[start]
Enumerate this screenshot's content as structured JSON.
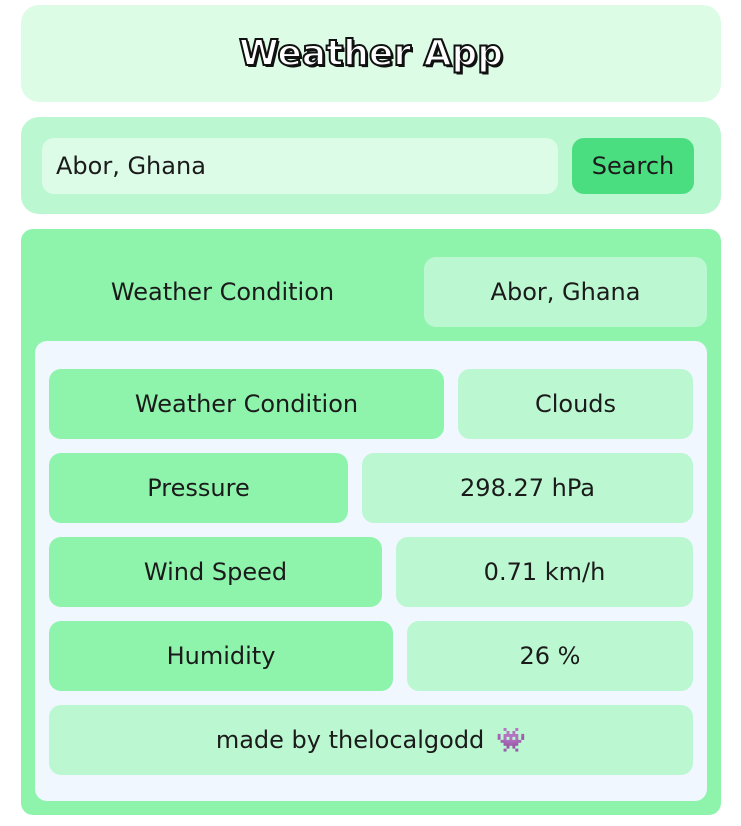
{
  "header": {
    "title": "Weather App"
  },
  "search": {
    "value": "Abor, Ghana",
    "button_label": "Search"
  },
  "weather": {
    "title": "Weather Condition",
    "location": "Abor, Ghana",
    "rows": [
      {
        "label": "Weather Condition",
        "value": "Clouds"
      },
      {
        "label": "Pressure",
        "value": "298.27 hPa"
      },
      {
        "label": "Wind Speed",
        "value": "0.71 km/h"
      },
      {
        "label": "Humidity",
        "value": "26 %"
      }
    ],
    "footer_text": "made by thelocalgodd",
    "footer_icon": "👾"
  }
}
[end]
- _WRITTEN TASK_: Without the pictures, repeat the listing above exactly.

- _FULL SOLUTION_:
Enumerate this screenshot's content as structured JSON.
{
  "header": {
    "title": "Weather App"
  },
  "search": {
    "value": "Abor, Ghana",
    "button_label": "Search"
  },
  "weather": {
    "title": "Weather Condition",
    "location": "Abor, Ghana",
    "rows": [
      {
        "label": "Weather Condition",
        "value": "Clouds"
      },
      {
        "label": "Pressure",
        "value": "298.27 hPa"
      },
      {
        "label": "Wind Speed",
        "value": "0.71 km/h"
      },
      {
        "label": "Humidity",
        "value": "26 %"
      }
    ],
    "footer_text": "made by thelocalgodd",
    "footer_icon": "👾"
  }
}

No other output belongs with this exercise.